(Extracted data entries)
________________

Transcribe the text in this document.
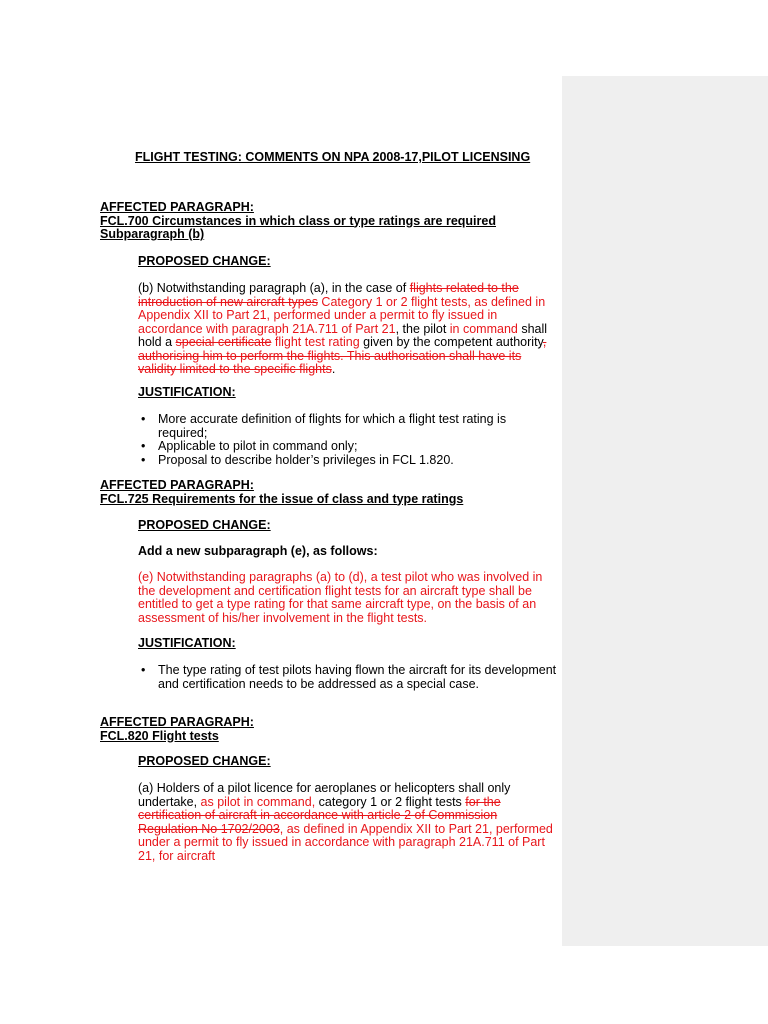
FLIGHT TESTING: COMMENTS ON NPA 2008-17,PILOT LICENSING
AFFECTED PARAGRAPH:
FCL.700 Circumstances in which class or type ratings are required
Subparagraph (b)
PROPOSED CHANGE:
(b) Notwithstanding paragraph (a), in the case of flights related to the introduction of new aircraft types Category 1 or 2 flight tests, as defined in Appendix XII to Part 21, performed under a permit to fly issued in accordance with paragraph 21A.711 of Part 21, the pilot in command shall hold a special certificate flight test rating given by the competent authority, authorising him to perform the flights. This authorisation shall have its validity limited to the specific flights.
JUSTIFICATION:
• More accurate definition of flights for which a flight test rating is required;
• Applicable to pilot in command only;
• Proposal to describe holder’s privileges in FCL 1.820.
AFFECTED PARAGRAPH:
FCL.725 Requirements for the issue of class and type ratings
PROPOSED CHANGE:
Add a new subparagraph (e), as follows:
(e) Notwithstanding paragraphs (a) to (d), a test pilot who was involved in the development and certification flight tests for an aircraft type shall be entitled to get a type rating for that same aircraft type, on the basis of an assessment of his/her involvement in the flight tests.
JUSTIFICATION:
• The type rating of test pilots having flown the aircraft for its development and certification needs to be addressed as a special case.
AFFECTED PARAGRAPH:
FCL.820 Flight tests
PROPOSED CHANGE:
(a) Holders of a pilot licence for aeroplanes or helicopters shall only undertake, as pilot in command, category 1 or 2 flight tests for the certification of aircraft in accordance with article 2 of Commission Regulation No 1702/2003, as defined in Appendix XII to Part 21, performed under a permit to fly issued in accordance with paragraph 21A.711 of Part 21, for aircraft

________________

■ What you will do: Without the pictures, write out every entry precisely as it appears.

■ Response to this task:
Transcribe the text in this document.
FLIGHT TESTING: COMMENTS ON NPA 2008-17,PILOT LICENSING
AFFECTED PARAGRAPH:
FCL.700 Circumstances in which class or type ratings are required
Subparagraph (b)
PROPOSED CHANGE:
(b) Notwithstanding paragraph (a), in the case of flights related to the introduction of new aircraft types Category 1 or 2 flight tests, as defined in Appendix XII to Part 21, performed under a permit to fly issued in accordance with paragraph 21A.711 of Part 21, the pilot in command shall hold a special certificate flight test rating given by the competent authority, authorising him to perform the flights. This authorisation shall have its validity limited to the specific flights.
JUSTIFICATION:
• More accurate definition of flights for which a flight test rating is required;
• Applicable to pilot in command only;
• Proposal to describe holder’s privileges in FCL 1.820.
AFFECTED PARAGRAPH:
FCL.725 Requirements for the issue of class and type ratings
PROPOSED CHANGE:
Add a new subparagraph (e), as follows:
(e) Notwithstanding paragraphs (a) to (d), a test pilot who was involved in the development and certification flight tests for an aircraft type shall be entitled to get a type rating for that same aircraft type, on the basis of an assessment of his/her involvement in the flight tests.
JUSTIFICATION:
• The type rating of test pilots having flown the aircraft for its development and certification needs to be addressed as a special case.
AFFECTED PARAGRAPH:
FCL.820 Flight tests
PROPOSED CHANGE:
(a) Holders of a pilot licence for aeroplanes or helicopters shall only undertake, as pilot in command, category 1 or 2 flight tests for the certification of aircraft in accordance with article 2 of Commission Regulation No 1702/2003, as defined in Appendix XII to Part 21, performed under a permit to fly issued in accordance with paragraph 21A.711 of Part 21, for aircraft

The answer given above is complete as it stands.